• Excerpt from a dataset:
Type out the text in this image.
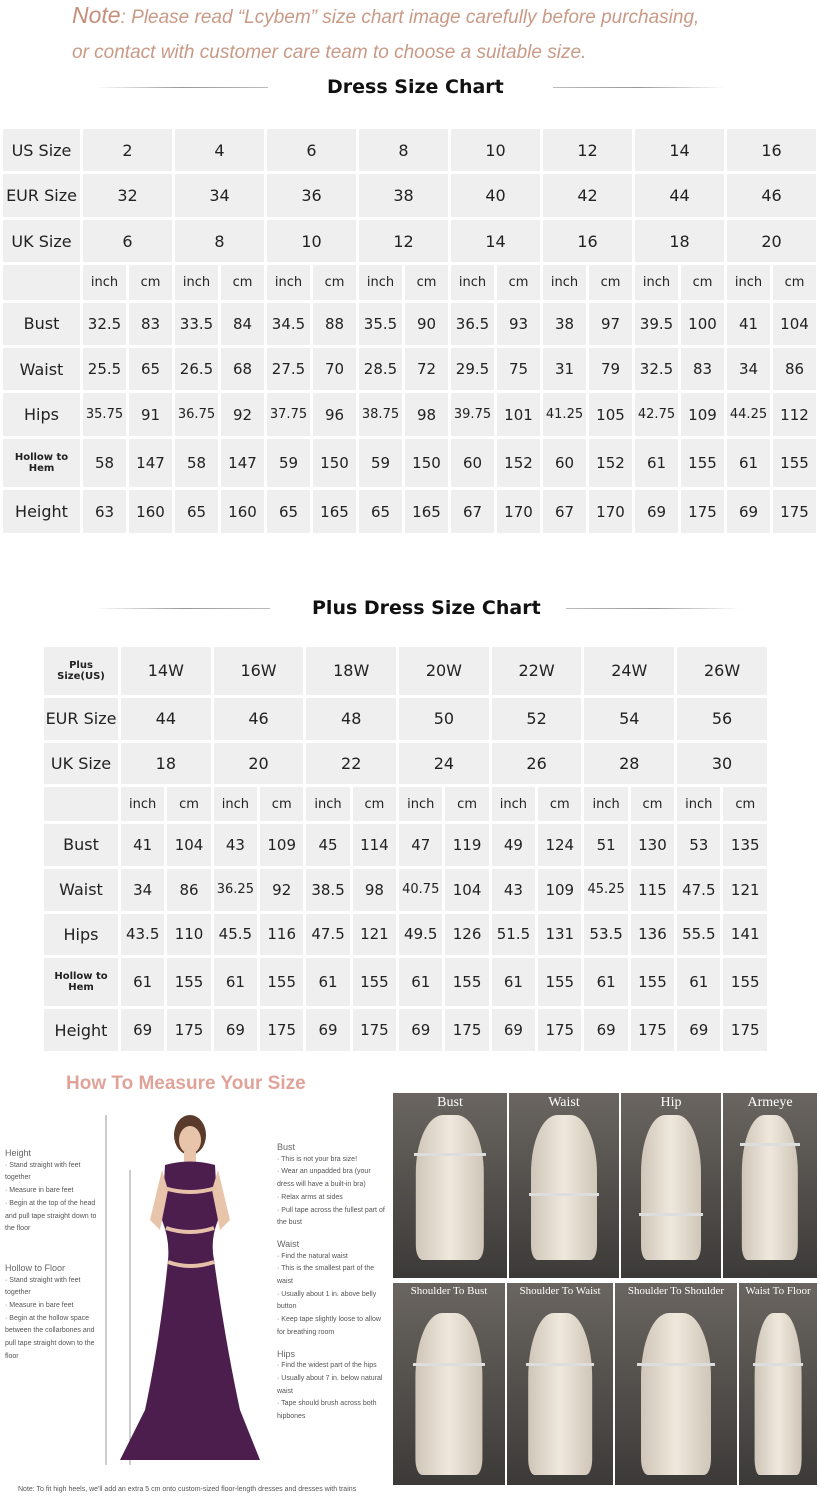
Note: Please read “Lcybem” size chart image carefully before purchasing,
or contact with customer care team to choose a suitable size.
Dress Size Chart
US Size	2		4		6		8		10		12		14		16	
EUR Size	32		34		36		38		40		42		44		46	
UK Size	6		8		10		12		14		16		18		20	
	inch	cm	inch	cm	inch	cm	inch	cm	inch	cm	inch	cm	inch	cm	inch	cm
Bust	32.5	83	33.5	84	34.5	88	35.5	90	36.5	93	38	97	39.5	100	41	104
Waist	25.5	65	26.5	68	27.5	70	28.5	72	29.5	75	31	79	32.5	83	34	86
Hips	35.75	91	36.75	92	37.75	96	38.75	98	39.75	101	41.25	105	42.75	109	44.25	112
Hollow to Hem	58	147	58	147	59	150	59	150	60	152	60	152	61	155	61	155
Height	63	160	65	160	65	165	65	165	67	170	67	170	69	175	69	175
Plus Dress Size Chart
Plus Size(US)	14W		16W		18W		20W		22W		24W		26W	
EUR Size	44		46		48		50		52		54		56	
UK Size	18		20		22		24		26		28		30	
	inch	cm	inch	cm	inch	cm	inch	cm	inch	cm	inch	cm	inch	cm
Bust	41	104	43	109	45	114	47	119	49	124	51	130	53	135
Waist	34	86	36.25	92	38.5	98	40.75	104	43	109	45.25	115	47.5	121
Hips	43.5	110	45.5	116	47.5	121	49.5	126	51.5	131	53.5	136	55.5	141
Hollow to Hem	61	155	61	155	61	155	61	155	61	155	61	155	61	155
Height	69	175	69	175	69	175	69	175	69	175	69	175	69	175
How To Measure Your Size
Height
· Stand straight with feet together
· Measure in bare feet
· Begin at the top of the head and pull tape straight down to the floor
Hollow to Floor
· Stand straight with feet together
· Measure in bare feet
· Begin at the hollow space between the collarbones and pull tape straight down to the floor
Bust
· This is not your bra size!
· Wear an unpadded bra (your dress will have a built-in bra)
· Relax arms at sides
· Pull tape across the fullest part of the bust
Waist
· Find the natural waist
· This is the smallest part of the waist
· Usually about 1 in. above belly button
· Keep tape slightly loose to allow for breathing room
Hips
· Find the widest part of the hips
· Usually about 7 in. below natural waist
· Tape should brush across both hipbones
Note: To fit high heels, we'll add an extra 5 cm onto custom-sized floor-length dresses and dresses with trains
Bust	Waist	Hip	Armeye
Shoulder To Bust	Shoulder To Waist	Shoulder To Shoulder	Waist To Floor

• TASK STATEMENT:
All the records above need to be given again word for word. Skip the pictures.

• ANSWER TO THIS TASK:
Type out the text in this image.
Note: Please read “Lcybem” size chart image carefully before purchasing,
or contact with customer care team to choose a suitable size.
Dress Size Chart
US Size	2		4		6		8		10		12		14		16	
EUR Size	32		34		36		38		40		42		44		46	
UK Size	6		8		10		12		14		16		18		20	
	inch	cm	inch	cm	inch	cm	inch	cm	inch	cm	inch	cm	inch	cm	inch	cm
Bust	32.5	83	33.5	84	34.5	88	35.5	90	36.5	93	38	97	39.5	100	41	104
Waist	25.5	65	26.5	68	27.5	70	28.5	72	29.5	75	31	79	32.5	83	34	86
Hips	35.75	91	36.75	92	37.75	96	38.75	98	39.75	101	41.25	105	42.75	109	44.25	112
Hollow to Hem	58	147	58	147	59	150	59	150	60	152	60	152	61	155	61	155
Height	63	160	65	160	65	165	65	165	67	170	67	170	69	175	69	175
Plus Dress Size Chart
Plus Size(US)	14W		16W		18W		20W		22W		24W		26W	
EUR Size	44		46		48		50		52		54		56	
UK Size	18		20		22		24		26		28		30	
	inch	cm	inch	cm	inch	cm	inch	cm	inch	cm	inch	cm	inch	cm
Bust	41	104	43	109	45	114	47	119	49	124	51	130	53	135
Waist	34	86	36.25	92	38.5	98	40.75	104	43	109	45.25	115	47.5	121
Hips	43.5	110	45.5	116	47.5	121	49.5	126	51.5	131	53.5	136	55.5	141
Hollow to Hem	61	155	61	155	61	155	61	155	61	155	61	155	61	155
Height	69	175	69	175	69	175	69	175	69	175	69	175	69	175
How To Measure Your Size
Height
· Stand straight with feet together
· Measure in bare feet
· Begin at the top of the head and pull tape straight down to the floor
Hollow to Floor
· Stand straight with feet together
· Measure in bare feet
· Begin at the hollow space between the collarbones and pull tape straight down to the floor
Bust
· This is not your bra size!
· Wear an unpadded bra (your dress will have a built-in bra)
· Relax arms at sides
· Pull tape across the fullest part of the bust
Waist
· Find the natural waist
· This is the smallest part of the waist
· Usually about 1 in. above belly button
· Keep tape slightly loose to allow for breathing room
Hips
· Find the widest part of the hips
· Usually about 7 in. below natural waist
· Tape should brush across both hipbones
Note: To fit high heels, we'll add an extra 5 cm onto custom-sized floor-length dresses and dresses with trains
Bust	Waist	Hip	Armeye
Shoulder To Bust	Shoulder To Waist	Shoulder To Shoulder	Waist To Floor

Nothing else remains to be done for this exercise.